** BEGIN **

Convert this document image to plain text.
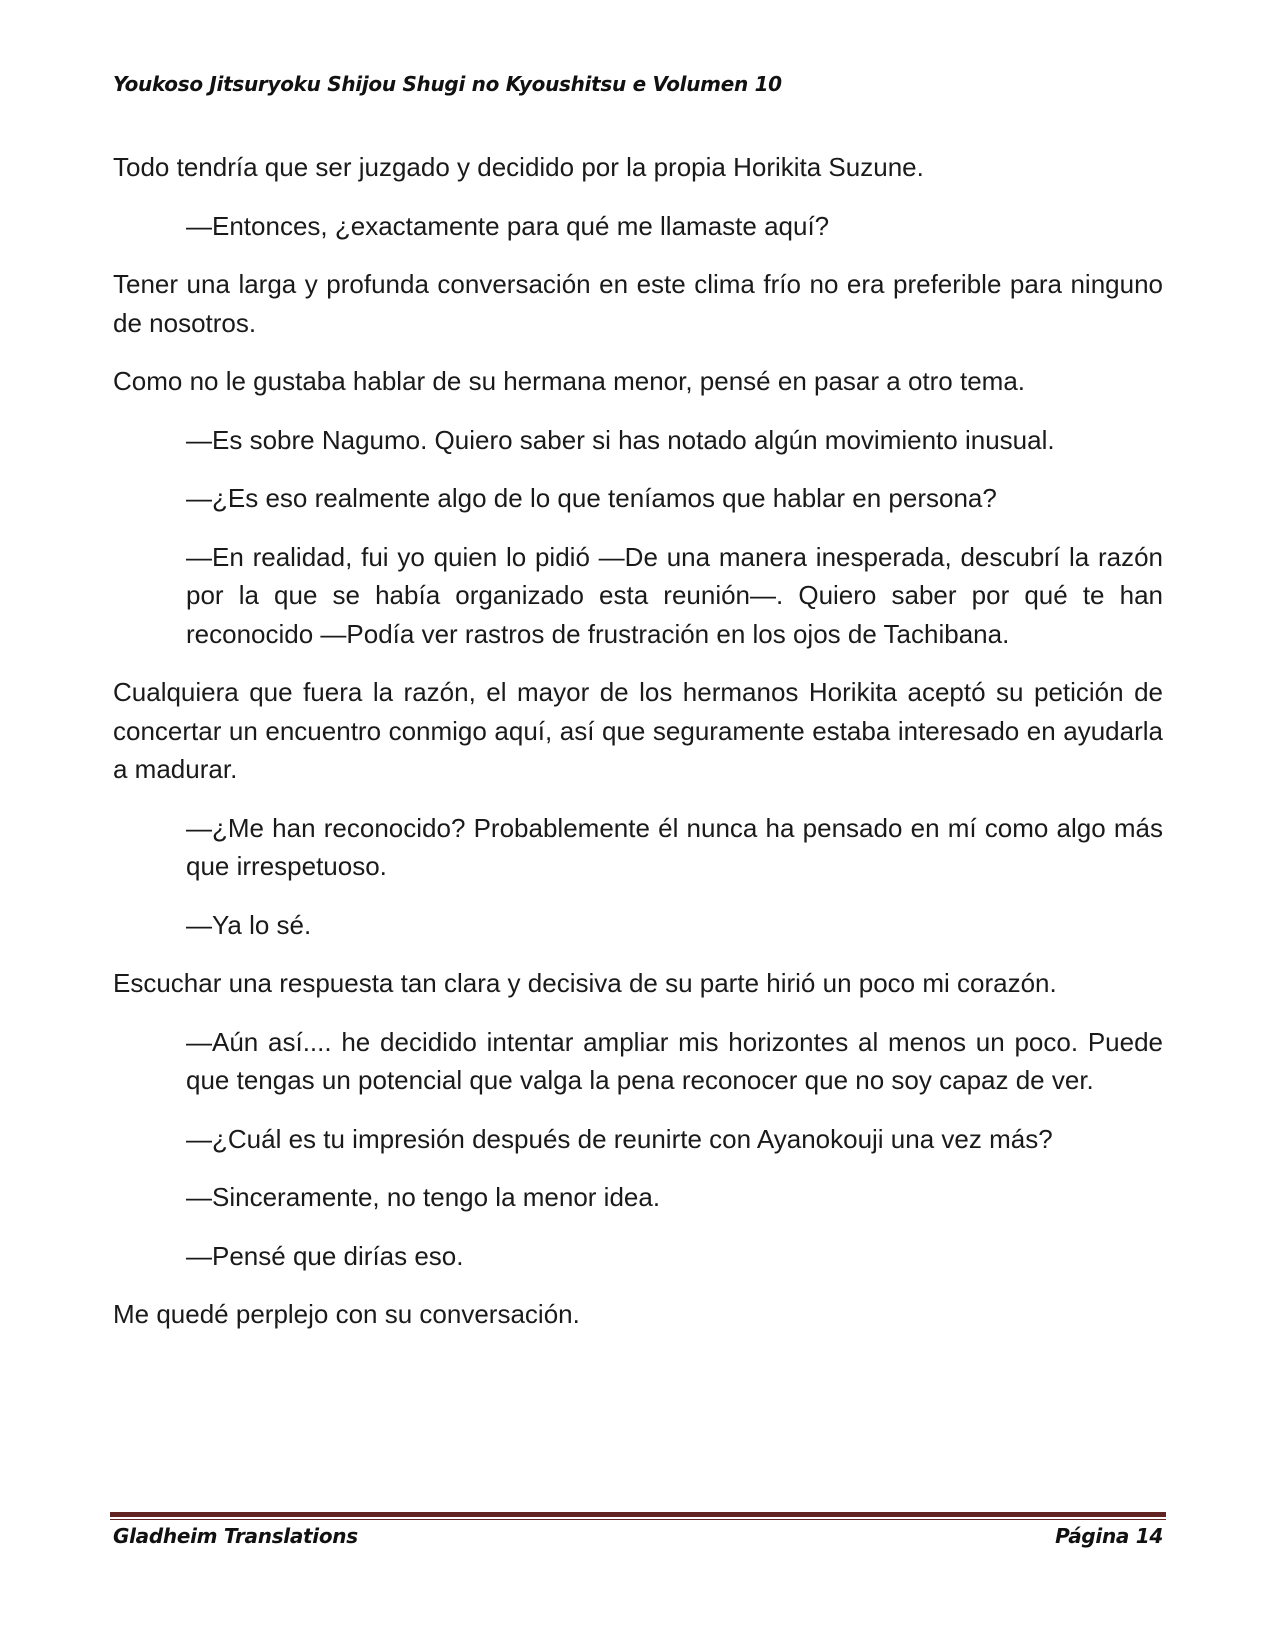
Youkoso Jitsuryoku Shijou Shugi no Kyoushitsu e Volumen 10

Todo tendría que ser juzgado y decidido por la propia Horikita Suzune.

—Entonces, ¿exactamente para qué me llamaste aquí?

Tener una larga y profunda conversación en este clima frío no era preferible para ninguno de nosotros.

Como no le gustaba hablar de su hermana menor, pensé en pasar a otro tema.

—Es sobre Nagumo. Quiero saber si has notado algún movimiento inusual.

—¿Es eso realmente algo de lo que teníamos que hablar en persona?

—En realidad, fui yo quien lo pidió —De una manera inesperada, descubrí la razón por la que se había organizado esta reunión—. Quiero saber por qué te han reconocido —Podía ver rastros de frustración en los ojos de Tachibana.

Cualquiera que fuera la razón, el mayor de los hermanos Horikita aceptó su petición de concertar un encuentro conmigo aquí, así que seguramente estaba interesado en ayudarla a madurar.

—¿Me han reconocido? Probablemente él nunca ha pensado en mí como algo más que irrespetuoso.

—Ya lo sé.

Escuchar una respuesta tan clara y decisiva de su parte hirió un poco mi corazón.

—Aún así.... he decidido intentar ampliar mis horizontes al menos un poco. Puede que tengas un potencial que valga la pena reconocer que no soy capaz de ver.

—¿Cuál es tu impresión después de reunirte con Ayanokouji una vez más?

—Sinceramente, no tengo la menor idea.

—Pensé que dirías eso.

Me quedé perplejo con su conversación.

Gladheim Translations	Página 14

** END **

## Objective
Pictures are not part of the copy; reproduce everything else in the records exactly.

## Reply
Convert this document image to plain text.
Youkoso Jitsuryoku Shijou Shugi no Kyoushitsu e Volumen 10

Todo tendría que ser juzgado y decidido por la propia Horikita Suzune.

—Entonces, ¿exactamente para qué me llamaste aquí?

Tener una larga y profunda conversación en este clima frío no era preferible para ninguno de nosotros.

Como no le gustaba hablar de su hermana menor, pensé en pasar a otro tema.

—Es sobre Nagumo. Quiero saber si has notado algún movimiento inusual.

—¿Es eso realmente algo de lo que teníamos que hablar en persona?

—En realidad, fui yo quien lo pidió —De una manera inesperada, descubrí la razón por la que se había organizado esta reunión—. Quiero saber por qué te han reconocido —Podía ver rastros de frustración en los ojos de Tachibana.

Cualquiera que fuera la razón, el mayor de los hermanos Horikita aceptó su petición de concertar un encuentro conmigo aquí, así que seguramente estaba interesado en ayudarla a madurar.

—¿Me han reconocido? Probablemente él nunca ha pensado en mí como algo más que irrespetuoso.

—Ya lo sé.

Escuchar una respuesta tan clara y decisiva de su parte hirió un poco mi corazón.

—Aún así.... he decidido intentar ampliar mis horizontes al menos un poco. Puede que tengas un potencial que valga la pena reconocer que no soy capaz de ver.

—¿Cuál es tu impresión después de reunirte con Ayanokouji una vez más?

—Sinceramente, no tengo la menor idea.

—Pensé que dirías eso.

Me quedé perplejo con su conversación.

Gladheim Translations	Página 14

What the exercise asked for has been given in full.